* SELECTED TEXT
Marmayogi () is a 1964 Indian Telugu-language swashbuckler film, produced by S. K. Habibulla and directed by B. A. Subba Rao. It stars N. T. Rama Rao, Krishna Kumari and Kanta Rao, with music composed by Ghantasala. The film is a remake of the 1951 Tamil film of the same name.

Plot 
Once upon a time in a kingdom, the King (Gummadi) is attracted towards a court dancer Chenchala (Leelavathi) and decides to marry her. The King's brother-in-law Purushotham (A. V. Subba Rao), Chief Commander, obstructs his way and the King ostracises him from the kingdom. After the marriage, Chenchala kills the King along with two princes by pushing him off a boat and usurps his powers. Chenchala appoints herself as the new Queen regnant, and the kingdom experiences a reign of terror. Years roll by, a sage called Marmayogi arrives at the kingdom with his son Bhaskar (Kanta Rao) and a girl Prabhavathi (Krishna Kumari), and joins the Queen as her adviser and Bhaskar is appointed Army Commander. At the same time, in the countryside, Prabhakar (N. T. Rama Rao) functions as a de facto leader of the people, helps them in various ways and fights the Queen's misrule. When he becomes a big threat to the Queen, she orders his capture and also sends Prabhavathias, a spy, to Prabhakar, but she falls in love with him.

* DATA SUPPLIED
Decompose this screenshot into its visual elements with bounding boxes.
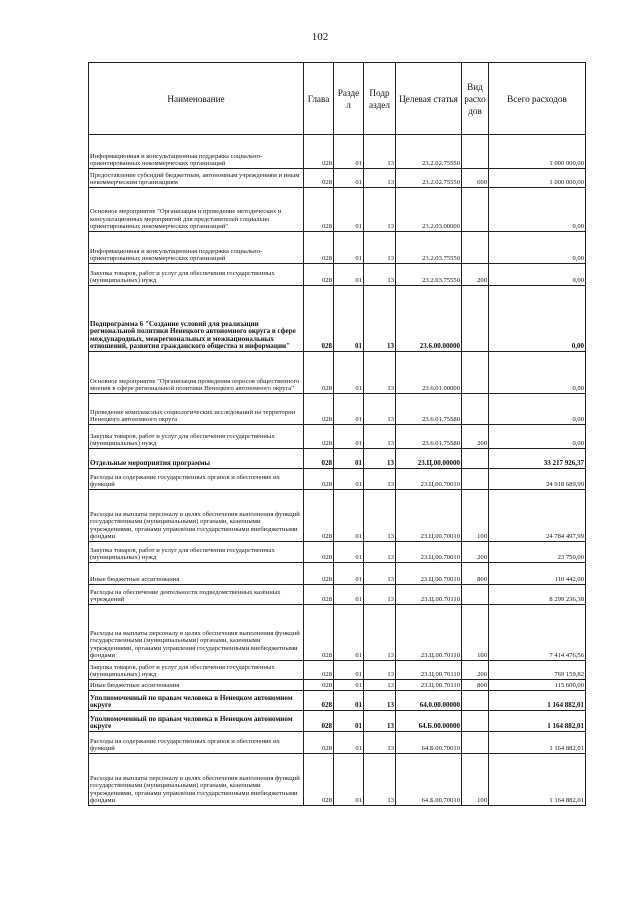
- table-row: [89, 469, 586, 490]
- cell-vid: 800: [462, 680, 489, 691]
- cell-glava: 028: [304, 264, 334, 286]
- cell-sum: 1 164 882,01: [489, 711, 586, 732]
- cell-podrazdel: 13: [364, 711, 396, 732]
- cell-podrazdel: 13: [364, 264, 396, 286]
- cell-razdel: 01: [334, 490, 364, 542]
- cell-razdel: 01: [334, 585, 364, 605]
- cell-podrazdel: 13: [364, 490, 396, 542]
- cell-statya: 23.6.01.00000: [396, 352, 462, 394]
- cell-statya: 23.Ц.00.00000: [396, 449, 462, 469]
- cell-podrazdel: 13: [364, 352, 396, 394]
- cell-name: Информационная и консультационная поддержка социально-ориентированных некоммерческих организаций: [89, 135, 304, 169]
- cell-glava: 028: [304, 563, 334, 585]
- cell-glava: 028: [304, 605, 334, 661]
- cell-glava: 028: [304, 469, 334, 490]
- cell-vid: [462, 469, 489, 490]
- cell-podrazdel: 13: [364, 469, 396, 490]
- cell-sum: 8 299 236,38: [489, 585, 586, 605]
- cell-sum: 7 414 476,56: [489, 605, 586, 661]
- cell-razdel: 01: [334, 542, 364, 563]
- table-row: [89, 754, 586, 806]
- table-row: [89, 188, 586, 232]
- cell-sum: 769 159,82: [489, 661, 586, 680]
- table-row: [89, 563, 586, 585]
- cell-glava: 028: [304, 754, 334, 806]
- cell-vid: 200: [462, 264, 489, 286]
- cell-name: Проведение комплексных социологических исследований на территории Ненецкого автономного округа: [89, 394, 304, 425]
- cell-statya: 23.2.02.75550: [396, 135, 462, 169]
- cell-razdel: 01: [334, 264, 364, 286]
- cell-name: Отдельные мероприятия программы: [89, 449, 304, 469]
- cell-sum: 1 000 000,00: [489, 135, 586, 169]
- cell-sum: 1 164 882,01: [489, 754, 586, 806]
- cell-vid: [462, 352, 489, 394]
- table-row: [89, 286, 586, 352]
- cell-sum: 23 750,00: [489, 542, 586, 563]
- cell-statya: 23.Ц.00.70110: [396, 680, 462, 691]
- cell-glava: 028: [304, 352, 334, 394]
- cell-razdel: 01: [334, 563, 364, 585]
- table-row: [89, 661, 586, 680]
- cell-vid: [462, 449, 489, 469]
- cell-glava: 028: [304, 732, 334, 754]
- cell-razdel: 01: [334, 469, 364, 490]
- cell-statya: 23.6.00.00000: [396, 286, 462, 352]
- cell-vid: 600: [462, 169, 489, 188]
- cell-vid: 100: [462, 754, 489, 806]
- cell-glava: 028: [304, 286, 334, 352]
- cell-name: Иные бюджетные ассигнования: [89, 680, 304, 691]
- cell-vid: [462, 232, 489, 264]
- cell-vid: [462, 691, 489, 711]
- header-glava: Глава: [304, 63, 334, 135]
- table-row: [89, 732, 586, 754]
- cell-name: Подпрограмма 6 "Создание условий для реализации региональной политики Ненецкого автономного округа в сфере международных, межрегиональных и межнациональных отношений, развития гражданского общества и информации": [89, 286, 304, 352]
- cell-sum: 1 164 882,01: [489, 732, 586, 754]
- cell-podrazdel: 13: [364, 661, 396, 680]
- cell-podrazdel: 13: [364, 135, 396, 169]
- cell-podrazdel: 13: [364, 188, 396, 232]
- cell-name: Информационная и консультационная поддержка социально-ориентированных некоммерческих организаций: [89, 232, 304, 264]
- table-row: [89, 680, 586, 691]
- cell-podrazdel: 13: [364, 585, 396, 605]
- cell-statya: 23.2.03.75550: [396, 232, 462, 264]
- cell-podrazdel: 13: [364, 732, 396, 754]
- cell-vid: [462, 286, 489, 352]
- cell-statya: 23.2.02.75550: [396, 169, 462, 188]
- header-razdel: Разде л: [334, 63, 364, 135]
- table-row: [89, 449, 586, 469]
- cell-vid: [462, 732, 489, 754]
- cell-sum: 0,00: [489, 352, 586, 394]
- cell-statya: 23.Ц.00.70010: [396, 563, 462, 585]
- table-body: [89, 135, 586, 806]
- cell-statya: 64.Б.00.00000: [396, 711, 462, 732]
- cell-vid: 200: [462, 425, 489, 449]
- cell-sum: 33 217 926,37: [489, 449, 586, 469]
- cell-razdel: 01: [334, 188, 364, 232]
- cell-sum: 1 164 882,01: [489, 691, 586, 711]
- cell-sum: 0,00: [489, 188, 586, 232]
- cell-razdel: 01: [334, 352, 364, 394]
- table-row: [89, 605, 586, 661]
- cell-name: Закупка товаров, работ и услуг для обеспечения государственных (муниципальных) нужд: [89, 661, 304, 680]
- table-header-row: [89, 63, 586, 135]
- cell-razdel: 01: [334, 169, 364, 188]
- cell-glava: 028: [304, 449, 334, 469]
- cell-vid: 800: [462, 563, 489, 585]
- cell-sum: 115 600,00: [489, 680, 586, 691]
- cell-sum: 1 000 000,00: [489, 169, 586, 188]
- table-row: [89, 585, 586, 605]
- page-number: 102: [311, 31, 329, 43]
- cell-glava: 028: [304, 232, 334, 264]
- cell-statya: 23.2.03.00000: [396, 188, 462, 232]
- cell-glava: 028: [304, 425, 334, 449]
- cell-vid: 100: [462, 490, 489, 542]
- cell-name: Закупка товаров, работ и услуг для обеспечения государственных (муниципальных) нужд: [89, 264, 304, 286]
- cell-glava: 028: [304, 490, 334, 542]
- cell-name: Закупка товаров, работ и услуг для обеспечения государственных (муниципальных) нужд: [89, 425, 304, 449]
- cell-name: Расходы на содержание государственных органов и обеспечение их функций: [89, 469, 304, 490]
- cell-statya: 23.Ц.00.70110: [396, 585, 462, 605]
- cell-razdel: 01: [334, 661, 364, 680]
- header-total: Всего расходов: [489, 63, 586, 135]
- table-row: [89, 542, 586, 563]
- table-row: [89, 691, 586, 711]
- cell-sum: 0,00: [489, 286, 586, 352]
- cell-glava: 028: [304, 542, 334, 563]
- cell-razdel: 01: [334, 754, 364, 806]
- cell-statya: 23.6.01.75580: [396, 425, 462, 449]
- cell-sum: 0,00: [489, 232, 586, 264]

* SHORT EXERCISE
In the plot section of the text about the film Marmayogi, give every character who has an actor named in parentheses beside them, along with that actor. The listing is separate material, unrelated to the text about the film Marmayogi.

* TASK RESULT
- The King: Gummadi
- Chenchala: Leelavathi
- Purushotham: A. V. Subba Rao
- Bhaskar: Kanta Rao
- Prabhavathi: Krishna Kumari
- Prabhakar: N. T. Rama Rao